## Start RECORDS

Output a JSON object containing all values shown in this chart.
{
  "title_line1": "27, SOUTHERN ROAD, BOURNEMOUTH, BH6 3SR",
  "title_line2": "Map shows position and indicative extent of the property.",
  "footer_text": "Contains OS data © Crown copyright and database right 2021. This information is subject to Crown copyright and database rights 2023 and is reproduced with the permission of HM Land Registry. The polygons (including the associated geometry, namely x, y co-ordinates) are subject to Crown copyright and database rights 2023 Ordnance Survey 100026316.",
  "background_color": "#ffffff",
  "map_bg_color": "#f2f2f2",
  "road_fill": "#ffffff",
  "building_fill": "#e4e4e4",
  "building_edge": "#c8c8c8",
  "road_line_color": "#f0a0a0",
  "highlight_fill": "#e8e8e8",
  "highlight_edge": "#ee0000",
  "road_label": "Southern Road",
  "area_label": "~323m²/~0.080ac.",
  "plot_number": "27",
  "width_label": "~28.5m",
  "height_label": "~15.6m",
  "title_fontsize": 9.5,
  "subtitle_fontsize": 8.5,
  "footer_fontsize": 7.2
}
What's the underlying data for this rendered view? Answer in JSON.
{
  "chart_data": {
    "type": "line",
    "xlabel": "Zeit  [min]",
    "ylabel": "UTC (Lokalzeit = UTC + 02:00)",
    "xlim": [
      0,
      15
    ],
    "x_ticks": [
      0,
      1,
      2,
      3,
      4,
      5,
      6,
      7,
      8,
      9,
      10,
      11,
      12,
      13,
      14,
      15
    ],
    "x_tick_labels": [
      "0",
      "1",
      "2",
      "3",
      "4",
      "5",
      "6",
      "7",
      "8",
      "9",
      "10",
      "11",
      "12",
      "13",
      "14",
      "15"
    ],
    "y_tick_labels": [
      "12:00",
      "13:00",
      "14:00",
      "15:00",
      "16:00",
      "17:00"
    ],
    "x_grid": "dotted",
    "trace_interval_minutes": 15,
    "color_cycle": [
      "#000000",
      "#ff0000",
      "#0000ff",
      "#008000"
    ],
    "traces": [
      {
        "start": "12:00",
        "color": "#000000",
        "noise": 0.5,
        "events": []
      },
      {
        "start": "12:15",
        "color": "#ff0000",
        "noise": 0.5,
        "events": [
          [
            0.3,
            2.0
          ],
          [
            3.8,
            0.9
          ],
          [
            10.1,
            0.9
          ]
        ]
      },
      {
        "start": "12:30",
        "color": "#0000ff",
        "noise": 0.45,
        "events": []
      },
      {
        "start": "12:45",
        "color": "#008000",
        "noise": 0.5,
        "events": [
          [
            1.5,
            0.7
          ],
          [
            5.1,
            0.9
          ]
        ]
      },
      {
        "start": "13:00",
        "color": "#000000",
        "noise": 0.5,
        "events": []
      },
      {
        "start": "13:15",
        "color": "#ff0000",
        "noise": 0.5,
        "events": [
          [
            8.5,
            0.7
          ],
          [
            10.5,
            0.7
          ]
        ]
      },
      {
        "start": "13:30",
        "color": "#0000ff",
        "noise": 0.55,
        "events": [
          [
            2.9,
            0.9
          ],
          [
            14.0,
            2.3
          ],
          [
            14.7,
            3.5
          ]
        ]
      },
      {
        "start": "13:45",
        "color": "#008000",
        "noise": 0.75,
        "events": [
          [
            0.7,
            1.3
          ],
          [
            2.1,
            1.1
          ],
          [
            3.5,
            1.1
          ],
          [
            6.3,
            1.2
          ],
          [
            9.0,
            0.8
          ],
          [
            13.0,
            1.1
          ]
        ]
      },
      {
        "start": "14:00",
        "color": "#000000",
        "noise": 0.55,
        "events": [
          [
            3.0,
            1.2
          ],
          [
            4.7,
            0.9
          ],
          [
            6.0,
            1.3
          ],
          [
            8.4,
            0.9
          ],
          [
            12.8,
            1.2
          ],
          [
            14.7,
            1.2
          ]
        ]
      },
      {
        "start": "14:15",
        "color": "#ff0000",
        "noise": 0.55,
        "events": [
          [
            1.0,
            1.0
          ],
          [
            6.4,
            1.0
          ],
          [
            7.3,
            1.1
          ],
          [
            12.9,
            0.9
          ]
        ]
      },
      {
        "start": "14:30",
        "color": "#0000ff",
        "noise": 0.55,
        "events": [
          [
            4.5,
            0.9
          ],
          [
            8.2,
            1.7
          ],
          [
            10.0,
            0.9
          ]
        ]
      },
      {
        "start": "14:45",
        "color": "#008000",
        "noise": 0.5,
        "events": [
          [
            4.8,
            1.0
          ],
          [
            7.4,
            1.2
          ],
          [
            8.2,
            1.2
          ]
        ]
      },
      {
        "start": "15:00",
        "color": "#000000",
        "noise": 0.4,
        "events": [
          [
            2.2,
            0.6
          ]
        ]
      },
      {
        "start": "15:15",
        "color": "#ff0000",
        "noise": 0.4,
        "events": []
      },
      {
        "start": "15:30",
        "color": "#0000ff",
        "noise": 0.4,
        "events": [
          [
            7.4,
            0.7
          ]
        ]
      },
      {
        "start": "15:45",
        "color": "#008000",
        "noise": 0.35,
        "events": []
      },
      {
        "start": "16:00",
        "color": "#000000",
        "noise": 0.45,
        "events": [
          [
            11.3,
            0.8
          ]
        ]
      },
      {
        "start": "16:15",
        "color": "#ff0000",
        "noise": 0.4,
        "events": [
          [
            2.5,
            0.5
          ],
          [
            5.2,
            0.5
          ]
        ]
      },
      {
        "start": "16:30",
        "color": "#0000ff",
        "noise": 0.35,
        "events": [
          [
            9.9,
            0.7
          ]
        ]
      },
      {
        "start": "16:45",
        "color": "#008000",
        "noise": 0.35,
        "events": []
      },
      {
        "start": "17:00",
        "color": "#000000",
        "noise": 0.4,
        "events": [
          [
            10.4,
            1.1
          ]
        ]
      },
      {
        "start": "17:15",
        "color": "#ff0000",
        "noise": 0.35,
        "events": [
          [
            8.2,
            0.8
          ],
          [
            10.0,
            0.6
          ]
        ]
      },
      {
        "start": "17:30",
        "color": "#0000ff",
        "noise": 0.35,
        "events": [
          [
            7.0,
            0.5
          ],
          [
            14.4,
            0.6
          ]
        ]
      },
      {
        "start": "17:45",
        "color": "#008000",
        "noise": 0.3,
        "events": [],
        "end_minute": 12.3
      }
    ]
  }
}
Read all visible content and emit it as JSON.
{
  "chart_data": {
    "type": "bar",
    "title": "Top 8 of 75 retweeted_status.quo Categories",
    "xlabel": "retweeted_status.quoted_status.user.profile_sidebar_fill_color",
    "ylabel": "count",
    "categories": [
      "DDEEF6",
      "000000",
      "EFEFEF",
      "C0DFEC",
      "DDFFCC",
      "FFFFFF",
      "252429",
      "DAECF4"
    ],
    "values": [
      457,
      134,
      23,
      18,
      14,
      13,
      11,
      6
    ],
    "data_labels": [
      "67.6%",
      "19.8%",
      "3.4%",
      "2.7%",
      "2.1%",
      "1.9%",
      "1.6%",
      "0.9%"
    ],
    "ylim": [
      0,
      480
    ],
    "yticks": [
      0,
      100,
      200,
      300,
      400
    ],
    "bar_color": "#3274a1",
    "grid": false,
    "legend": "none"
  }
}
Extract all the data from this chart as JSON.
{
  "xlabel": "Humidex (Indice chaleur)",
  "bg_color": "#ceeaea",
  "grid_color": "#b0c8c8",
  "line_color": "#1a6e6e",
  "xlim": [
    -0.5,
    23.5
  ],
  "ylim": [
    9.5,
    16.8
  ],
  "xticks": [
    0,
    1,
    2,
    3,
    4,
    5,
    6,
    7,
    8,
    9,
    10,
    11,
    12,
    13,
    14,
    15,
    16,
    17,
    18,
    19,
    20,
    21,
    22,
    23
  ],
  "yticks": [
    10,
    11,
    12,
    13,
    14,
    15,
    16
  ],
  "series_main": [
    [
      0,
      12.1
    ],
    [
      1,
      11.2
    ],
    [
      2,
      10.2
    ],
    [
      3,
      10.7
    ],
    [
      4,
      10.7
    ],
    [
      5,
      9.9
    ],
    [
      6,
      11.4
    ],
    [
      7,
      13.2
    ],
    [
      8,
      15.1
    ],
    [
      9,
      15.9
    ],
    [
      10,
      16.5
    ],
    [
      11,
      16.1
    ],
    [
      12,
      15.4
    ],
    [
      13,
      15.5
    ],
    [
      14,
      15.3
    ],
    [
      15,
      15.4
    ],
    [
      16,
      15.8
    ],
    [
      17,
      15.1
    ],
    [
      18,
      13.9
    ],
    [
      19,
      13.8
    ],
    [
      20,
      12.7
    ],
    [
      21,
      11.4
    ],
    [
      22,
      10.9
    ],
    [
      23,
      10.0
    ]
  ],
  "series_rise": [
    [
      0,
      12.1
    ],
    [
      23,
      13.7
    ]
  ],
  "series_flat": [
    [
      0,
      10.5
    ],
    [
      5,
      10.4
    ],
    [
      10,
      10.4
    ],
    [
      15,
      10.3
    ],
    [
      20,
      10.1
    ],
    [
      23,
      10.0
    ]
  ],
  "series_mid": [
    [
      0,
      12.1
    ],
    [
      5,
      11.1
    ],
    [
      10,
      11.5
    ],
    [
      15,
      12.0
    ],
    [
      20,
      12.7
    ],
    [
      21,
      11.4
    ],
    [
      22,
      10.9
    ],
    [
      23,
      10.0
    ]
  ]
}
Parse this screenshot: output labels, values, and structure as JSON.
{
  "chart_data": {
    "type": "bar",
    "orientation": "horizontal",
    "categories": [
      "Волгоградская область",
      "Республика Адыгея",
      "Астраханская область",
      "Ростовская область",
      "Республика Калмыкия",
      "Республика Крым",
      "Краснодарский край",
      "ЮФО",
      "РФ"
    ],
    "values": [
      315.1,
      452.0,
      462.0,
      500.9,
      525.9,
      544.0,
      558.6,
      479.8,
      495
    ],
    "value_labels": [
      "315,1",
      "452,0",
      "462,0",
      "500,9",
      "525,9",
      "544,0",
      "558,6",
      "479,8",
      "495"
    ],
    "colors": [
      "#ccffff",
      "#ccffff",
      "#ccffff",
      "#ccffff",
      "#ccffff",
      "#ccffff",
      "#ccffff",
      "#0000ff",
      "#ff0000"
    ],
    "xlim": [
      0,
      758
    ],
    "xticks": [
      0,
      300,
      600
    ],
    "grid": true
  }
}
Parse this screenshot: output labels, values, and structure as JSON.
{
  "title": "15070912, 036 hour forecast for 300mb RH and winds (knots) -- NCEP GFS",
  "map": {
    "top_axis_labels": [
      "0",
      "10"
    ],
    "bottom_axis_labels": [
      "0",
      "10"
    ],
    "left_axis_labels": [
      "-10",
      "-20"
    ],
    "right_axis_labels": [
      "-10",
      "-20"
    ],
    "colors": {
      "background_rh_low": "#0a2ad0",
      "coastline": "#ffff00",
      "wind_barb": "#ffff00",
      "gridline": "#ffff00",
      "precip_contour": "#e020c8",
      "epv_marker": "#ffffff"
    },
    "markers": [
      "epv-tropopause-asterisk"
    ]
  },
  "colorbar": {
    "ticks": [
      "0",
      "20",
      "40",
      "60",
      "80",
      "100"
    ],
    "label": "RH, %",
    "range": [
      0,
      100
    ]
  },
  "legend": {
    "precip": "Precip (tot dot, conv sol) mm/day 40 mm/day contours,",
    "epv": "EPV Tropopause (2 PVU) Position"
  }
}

## End RECORDS

Go through the listing above and return every line where the word "xlabel" occurs.

    "xlabel": "Zeit  [min]",
    "xlabel": "retweeted_status.quoted_status.user.profile_sidebar_fill_color",
  "xlabel": "Humidex (Indice chaleur)",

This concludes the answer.